### STATED PROBLEM
Lines that contain the string "from" are to be copied; leave out all others.

--- Begin DATA TO PROCESS ---

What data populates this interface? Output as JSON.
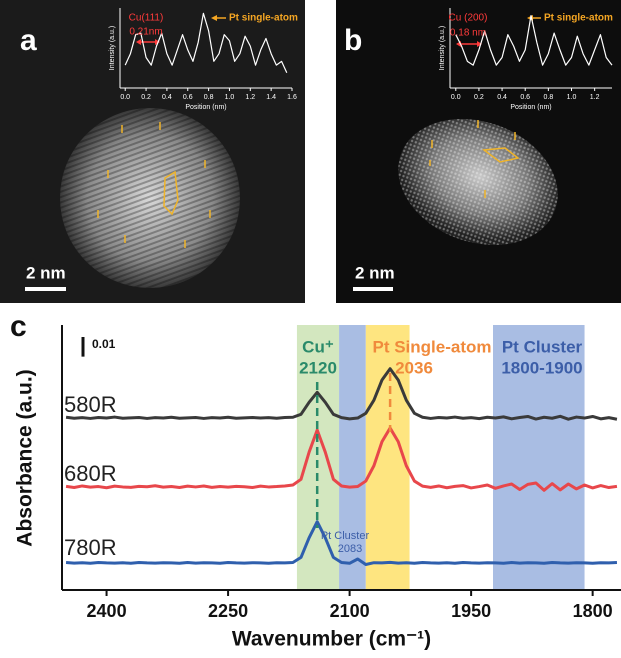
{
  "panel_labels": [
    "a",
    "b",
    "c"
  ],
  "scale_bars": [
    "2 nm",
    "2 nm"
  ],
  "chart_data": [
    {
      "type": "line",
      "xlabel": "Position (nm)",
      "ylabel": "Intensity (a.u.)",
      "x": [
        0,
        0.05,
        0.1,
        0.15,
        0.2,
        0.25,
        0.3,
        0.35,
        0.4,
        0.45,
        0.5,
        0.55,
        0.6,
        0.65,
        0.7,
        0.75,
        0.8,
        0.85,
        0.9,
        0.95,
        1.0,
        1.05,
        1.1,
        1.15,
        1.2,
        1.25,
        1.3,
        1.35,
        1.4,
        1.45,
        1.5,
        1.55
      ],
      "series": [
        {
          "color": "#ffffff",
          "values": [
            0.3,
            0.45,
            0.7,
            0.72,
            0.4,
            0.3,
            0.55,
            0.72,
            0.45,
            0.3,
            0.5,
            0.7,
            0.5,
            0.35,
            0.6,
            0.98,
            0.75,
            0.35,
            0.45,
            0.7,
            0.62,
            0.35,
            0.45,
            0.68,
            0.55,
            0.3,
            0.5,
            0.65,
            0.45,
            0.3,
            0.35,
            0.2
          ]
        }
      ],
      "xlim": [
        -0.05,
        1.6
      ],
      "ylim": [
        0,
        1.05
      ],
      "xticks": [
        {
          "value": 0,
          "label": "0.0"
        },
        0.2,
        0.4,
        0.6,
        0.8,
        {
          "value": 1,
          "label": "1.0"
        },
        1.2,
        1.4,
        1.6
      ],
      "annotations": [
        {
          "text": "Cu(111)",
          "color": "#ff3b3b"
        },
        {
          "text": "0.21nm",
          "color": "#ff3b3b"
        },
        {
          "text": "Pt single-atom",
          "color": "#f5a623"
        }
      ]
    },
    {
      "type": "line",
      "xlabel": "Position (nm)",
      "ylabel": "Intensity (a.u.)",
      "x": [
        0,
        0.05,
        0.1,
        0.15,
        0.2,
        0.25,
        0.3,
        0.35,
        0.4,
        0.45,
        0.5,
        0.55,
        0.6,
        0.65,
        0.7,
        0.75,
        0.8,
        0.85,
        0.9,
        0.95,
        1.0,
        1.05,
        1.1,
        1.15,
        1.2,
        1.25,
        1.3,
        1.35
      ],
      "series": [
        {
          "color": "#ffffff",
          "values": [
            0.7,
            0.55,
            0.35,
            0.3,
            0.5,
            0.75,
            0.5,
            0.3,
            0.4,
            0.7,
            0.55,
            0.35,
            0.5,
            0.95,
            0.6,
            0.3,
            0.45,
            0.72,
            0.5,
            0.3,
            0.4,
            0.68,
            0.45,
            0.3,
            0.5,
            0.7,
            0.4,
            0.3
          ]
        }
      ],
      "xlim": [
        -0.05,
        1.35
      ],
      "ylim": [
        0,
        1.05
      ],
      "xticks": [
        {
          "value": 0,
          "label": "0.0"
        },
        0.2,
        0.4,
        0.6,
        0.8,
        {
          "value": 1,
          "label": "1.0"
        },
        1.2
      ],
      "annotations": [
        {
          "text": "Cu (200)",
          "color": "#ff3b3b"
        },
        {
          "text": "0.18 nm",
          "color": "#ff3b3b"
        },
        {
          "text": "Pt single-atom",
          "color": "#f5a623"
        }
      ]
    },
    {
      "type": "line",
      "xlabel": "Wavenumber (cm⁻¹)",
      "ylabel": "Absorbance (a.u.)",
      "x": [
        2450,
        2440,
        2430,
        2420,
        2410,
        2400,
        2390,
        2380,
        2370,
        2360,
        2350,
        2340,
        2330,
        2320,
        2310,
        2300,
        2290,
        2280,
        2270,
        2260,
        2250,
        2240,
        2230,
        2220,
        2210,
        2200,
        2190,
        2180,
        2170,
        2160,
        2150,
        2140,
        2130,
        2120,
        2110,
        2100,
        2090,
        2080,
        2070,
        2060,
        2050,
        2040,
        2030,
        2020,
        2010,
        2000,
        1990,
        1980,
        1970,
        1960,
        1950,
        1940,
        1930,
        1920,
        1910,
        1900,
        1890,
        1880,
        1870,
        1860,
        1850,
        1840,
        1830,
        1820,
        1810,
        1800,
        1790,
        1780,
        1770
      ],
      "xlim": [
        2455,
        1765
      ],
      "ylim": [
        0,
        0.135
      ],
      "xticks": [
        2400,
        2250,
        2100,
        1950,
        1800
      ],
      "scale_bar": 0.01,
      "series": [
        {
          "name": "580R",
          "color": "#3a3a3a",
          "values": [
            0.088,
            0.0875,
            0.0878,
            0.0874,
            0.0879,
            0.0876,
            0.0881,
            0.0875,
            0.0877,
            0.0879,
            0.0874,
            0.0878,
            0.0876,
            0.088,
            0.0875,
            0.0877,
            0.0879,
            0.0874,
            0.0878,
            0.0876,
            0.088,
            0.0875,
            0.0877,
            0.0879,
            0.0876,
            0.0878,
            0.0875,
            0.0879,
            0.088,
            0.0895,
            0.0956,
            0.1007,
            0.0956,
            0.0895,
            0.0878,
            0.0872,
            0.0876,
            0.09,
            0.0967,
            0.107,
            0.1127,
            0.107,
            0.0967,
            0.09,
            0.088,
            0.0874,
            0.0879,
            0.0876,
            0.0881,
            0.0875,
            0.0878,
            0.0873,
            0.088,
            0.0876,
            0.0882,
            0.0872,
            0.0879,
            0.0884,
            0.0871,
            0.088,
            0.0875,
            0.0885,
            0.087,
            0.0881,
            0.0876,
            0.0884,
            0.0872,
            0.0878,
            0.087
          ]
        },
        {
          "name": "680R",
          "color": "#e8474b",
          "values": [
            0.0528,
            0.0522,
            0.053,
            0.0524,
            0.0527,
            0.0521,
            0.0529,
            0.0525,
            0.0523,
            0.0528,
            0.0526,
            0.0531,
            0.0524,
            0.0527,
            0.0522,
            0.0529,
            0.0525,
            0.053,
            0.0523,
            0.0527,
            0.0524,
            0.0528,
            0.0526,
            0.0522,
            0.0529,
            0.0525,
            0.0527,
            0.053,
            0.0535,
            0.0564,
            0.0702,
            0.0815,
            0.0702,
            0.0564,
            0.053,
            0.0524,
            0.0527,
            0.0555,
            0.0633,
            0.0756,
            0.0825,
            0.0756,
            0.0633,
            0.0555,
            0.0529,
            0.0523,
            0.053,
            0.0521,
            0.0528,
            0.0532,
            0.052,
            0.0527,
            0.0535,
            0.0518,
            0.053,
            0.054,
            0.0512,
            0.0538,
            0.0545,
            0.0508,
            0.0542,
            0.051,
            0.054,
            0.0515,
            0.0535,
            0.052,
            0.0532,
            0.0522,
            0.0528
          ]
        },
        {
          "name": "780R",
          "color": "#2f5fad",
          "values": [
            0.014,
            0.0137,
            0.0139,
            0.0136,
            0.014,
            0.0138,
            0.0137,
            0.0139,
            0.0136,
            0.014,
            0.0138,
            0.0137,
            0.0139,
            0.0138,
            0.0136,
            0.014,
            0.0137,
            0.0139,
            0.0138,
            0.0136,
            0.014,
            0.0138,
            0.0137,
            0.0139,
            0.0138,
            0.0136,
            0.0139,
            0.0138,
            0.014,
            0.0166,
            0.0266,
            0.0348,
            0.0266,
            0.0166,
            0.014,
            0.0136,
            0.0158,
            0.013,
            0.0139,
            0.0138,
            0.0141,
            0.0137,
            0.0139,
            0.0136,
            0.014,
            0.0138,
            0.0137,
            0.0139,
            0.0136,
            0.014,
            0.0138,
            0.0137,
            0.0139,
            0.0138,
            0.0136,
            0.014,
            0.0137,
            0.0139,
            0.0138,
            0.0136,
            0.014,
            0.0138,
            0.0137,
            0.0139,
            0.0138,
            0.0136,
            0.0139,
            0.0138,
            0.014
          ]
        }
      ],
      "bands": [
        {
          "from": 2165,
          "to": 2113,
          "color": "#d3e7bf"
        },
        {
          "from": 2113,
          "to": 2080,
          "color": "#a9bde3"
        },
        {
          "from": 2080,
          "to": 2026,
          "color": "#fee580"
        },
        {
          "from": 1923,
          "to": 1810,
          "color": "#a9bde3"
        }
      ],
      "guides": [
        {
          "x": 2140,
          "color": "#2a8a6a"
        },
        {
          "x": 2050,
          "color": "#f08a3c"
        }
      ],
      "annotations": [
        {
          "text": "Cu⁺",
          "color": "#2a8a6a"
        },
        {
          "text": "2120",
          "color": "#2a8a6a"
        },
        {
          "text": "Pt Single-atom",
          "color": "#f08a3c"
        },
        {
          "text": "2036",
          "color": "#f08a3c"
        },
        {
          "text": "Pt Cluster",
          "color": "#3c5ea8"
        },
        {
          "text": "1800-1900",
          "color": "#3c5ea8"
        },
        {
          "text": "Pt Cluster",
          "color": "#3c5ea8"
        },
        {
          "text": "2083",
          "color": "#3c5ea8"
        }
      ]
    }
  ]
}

--- End DATA TO PROCESS ---

### RESULT OF THIS TASK
          "from": 2165,
          "from": 2113,
          "from": 2080,
          "from": 1923,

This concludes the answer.